> _What you have to do_
Copy out the lines of the listing word for word, starting at its first line and ending at the line that contains "The scroll bar 128 is at (582, 240).", including both.

> _Given data_
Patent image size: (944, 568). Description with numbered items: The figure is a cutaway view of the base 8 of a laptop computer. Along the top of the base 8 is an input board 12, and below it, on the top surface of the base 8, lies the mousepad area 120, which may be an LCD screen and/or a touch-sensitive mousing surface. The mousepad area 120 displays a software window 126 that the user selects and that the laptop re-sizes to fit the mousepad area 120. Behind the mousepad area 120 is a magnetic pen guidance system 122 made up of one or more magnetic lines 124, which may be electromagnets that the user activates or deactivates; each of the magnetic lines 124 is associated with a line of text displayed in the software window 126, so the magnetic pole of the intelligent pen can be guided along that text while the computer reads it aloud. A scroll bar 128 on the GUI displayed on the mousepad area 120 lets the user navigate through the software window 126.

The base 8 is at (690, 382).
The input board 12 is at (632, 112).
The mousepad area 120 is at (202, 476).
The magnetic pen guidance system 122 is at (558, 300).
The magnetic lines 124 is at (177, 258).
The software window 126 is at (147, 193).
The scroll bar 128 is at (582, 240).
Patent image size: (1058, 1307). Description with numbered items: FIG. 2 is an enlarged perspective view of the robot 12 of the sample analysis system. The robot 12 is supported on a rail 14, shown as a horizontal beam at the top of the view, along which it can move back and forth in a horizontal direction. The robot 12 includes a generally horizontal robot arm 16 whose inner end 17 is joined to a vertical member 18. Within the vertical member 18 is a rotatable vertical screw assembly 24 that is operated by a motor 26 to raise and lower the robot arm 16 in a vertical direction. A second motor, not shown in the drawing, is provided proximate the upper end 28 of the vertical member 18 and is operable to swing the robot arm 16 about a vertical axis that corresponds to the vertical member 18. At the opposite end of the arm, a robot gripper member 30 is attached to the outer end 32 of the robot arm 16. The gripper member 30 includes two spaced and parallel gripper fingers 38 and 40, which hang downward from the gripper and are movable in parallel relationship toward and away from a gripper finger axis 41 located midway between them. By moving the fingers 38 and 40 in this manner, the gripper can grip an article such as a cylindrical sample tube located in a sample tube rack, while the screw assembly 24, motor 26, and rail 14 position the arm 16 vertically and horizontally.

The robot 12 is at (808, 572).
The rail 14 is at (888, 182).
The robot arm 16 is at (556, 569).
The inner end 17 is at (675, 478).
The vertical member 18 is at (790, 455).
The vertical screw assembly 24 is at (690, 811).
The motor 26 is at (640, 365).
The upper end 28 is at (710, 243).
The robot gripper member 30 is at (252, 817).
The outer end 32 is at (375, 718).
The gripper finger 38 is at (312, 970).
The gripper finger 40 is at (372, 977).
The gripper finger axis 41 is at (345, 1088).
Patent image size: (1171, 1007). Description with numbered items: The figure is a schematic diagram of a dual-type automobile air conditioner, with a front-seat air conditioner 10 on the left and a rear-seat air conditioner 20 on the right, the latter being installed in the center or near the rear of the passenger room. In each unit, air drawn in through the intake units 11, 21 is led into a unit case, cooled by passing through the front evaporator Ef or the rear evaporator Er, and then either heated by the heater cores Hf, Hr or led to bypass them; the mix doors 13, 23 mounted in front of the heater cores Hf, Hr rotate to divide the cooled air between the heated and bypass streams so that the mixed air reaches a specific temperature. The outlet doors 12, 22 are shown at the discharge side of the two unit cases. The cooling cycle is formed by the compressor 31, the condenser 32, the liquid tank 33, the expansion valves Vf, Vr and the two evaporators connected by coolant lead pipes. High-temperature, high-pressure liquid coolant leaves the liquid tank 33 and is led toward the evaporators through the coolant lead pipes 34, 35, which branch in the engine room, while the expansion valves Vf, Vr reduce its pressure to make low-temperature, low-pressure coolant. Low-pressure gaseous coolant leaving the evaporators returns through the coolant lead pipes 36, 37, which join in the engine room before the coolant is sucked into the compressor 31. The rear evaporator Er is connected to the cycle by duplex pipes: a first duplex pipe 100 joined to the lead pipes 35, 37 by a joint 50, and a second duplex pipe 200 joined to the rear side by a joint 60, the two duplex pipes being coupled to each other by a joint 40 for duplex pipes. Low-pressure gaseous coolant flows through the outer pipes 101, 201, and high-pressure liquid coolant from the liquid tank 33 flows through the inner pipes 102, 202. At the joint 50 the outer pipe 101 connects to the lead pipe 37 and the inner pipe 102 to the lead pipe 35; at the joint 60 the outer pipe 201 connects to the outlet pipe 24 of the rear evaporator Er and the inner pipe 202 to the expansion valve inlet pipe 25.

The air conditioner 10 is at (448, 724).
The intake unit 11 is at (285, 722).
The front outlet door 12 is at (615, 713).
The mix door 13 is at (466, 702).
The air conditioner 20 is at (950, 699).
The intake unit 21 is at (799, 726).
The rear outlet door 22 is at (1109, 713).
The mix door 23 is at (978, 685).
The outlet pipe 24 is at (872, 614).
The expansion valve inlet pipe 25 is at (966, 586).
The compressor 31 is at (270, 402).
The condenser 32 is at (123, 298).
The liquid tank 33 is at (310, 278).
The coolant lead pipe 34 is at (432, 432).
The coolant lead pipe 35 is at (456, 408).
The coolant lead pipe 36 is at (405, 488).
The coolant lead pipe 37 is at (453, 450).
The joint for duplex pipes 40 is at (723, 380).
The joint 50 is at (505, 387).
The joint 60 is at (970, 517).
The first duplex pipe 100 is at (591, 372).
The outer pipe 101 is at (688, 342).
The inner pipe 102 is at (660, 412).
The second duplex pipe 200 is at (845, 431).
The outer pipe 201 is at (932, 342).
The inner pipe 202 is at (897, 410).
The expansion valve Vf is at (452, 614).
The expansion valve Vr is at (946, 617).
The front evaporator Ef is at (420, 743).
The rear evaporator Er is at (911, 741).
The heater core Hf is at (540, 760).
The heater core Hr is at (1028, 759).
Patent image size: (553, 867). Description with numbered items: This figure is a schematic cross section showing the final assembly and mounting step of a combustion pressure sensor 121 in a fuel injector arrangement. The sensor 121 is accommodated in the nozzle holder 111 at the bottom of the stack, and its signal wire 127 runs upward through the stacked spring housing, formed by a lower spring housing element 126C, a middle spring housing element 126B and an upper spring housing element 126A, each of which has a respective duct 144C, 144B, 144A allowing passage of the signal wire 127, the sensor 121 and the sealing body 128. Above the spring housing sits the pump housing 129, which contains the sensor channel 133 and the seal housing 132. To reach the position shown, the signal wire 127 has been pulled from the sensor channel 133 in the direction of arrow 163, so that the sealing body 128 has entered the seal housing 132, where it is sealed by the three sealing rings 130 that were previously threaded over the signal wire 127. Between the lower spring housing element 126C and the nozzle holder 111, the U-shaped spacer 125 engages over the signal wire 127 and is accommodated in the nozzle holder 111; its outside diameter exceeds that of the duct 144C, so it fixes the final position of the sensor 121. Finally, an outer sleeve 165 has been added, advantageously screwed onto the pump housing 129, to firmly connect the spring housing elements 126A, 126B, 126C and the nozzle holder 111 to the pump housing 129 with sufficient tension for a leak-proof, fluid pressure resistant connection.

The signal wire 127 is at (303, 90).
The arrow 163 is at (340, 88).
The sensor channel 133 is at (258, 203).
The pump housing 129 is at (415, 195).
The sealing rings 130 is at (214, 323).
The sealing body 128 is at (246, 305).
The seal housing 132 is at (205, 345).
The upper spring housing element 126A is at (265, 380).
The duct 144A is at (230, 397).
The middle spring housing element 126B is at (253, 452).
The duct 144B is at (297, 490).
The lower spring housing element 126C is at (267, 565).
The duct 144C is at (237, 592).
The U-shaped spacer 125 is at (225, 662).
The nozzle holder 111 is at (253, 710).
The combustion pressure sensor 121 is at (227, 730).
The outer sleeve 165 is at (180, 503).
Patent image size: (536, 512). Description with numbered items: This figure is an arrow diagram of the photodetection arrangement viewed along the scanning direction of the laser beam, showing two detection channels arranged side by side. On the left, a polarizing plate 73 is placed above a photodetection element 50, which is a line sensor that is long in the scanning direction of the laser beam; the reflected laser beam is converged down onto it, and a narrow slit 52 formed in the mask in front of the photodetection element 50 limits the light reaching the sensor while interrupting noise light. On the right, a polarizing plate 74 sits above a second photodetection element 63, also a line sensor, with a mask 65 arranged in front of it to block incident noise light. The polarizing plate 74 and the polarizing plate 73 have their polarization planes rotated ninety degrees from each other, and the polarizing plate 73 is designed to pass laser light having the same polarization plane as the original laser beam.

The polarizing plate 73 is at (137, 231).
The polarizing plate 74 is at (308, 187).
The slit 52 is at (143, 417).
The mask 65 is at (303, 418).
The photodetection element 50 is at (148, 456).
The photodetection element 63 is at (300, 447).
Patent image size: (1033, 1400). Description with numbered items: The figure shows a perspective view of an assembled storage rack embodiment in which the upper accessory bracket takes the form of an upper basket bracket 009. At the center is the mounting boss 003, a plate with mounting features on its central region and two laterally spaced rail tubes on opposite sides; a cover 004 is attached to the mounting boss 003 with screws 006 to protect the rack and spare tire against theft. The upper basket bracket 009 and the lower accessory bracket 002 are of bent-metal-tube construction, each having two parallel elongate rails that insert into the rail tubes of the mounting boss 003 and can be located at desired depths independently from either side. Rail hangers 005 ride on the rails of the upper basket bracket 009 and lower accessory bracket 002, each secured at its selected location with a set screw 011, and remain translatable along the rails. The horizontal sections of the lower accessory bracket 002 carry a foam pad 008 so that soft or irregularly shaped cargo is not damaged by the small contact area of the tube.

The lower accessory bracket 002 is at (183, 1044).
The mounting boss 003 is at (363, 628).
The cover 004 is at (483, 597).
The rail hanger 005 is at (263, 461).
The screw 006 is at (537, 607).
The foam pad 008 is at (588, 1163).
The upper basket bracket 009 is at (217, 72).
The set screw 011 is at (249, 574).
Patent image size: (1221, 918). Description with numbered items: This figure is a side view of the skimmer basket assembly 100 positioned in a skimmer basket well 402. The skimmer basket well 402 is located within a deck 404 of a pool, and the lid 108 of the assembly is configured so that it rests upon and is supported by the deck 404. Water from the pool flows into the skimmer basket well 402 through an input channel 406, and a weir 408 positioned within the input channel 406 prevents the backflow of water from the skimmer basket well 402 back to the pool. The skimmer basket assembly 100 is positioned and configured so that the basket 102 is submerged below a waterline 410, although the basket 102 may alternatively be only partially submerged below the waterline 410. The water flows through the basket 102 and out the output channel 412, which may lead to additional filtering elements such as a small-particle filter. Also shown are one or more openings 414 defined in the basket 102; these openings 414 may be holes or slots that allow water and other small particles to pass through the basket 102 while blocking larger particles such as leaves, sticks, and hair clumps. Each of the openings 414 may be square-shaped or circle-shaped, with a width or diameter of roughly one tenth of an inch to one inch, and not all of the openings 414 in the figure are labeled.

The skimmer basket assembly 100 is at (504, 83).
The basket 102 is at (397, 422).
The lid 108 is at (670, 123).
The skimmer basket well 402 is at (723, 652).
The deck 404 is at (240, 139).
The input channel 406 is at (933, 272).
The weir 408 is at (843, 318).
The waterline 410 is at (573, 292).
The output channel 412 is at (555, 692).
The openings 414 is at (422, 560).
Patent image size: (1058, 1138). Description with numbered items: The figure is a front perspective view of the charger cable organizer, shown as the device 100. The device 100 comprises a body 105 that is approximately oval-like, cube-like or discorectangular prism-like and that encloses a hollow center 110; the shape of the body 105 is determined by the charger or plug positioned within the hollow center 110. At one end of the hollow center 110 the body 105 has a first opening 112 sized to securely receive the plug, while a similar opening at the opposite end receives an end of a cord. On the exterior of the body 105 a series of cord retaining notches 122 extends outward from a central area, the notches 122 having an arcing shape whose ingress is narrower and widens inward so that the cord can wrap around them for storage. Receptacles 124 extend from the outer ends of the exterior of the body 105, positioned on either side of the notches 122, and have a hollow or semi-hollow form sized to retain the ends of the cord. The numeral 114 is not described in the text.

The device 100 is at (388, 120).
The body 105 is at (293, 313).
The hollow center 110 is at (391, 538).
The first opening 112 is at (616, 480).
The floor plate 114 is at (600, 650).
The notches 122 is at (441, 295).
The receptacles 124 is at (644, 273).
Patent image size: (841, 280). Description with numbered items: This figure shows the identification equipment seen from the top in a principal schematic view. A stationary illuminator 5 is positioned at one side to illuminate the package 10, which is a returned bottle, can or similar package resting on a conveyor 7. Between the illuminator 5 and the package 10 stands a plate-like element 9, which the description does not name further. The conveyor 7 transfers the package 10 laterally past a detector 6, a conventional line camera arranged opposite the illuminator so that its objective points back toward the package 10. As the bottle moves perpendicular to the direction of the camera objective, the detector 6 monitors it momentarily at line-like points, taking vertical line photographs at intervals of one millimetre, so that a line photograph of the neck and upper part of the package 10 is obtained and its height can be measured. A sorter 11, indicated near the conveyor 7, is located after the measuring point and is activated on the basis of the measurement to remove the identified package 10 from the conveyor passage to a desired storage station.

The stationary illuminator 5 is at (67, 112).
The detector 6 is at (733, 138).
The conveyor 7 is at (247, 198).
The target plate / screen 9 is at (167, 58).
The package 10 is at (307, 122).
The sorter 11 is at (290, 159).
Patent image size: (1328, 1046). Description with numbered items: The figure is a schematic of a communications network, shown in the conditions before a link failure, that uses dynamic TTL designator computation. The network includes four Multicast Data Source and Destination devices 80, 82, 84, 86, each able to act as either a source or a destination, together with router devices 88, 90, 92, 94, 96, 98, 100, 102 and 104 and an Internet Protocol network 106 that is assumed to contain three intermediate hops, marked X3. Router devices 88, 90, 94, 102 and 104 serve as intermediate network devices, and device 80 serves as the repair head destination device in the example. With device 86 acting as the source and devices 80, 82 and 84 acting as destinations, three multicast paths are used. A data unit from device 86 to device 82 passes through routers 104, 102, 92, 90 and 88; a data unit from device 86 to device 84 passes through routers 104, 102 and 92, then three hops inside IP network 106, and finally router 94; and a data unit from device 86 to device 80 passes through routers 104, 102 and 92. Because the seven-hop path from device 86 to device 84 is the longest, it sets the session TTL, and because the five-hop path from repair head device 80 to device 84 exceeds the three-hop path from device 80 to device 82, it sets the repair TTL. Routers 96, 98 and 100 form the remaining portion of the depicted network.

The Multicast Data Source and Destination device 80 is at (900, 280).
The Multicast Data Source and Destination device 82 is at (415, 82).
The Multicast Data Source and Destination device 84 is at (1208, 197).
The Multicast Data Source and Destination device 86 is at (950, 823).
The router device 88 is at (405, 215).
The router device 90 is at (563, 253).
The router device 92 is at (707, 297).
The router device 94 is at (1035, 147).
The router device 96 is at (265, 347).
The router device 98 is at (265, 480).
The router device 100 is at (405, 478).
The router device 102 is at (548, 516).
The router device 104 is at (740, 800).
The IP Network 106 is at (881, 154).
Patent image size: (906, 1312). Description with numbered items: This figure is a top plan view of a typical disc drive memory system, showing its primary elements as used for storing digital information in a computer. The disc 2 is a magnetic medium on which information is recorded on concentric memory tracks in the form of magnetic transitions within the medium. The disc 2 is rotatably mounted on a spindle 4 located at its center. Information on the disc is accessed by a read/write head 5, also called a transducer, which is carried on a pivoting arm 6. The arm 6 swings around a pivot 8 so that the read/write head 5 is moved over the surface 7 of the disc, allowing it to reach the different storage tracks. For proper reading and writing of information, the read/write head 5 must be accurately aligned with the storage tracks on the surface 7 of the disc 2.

> _Complete output_
Patent image size: (944, 568). Description with numbered items: The figure is a cutaway view of the base 8 of a laptop computer. Along the top of the base 8 is an input board 12, and below it, on the top surface of the base 8, lies the mousepad area 120, which may be an LCD screen and/or a touch-sensitive mousing surface. The mousepad area 120 displays a software window 126 that the user selects and that the laptop re-sizes to fit the mousepad area 120. Behind the mousepad area 120 is a magnetic pen guidance system 122 made up of one or more magnetic lines 124, which may be electromagnets that the user activates or deactivates; each of the magnetic lines 124 is associated with a line of text displayed in the software window 126, so the magnetic pole of the intelligent pen can be guided along that text while the computer reads it aloud. A scroll bar 128 on the GUI displayed on the mousepad area 120 lets the user navigate through the software window 126.

The base 8 is at (690, 382).
The input board 12 is at (632, 112).
The mousepad area 120 is at (202, 476).
The magnetic pen guidance system 122 is at (558, 300).
The magnetic lines 124 is at (177, 258).
The software window 126 is at (147, 193).
The scroll bar 128 is at (582, 240).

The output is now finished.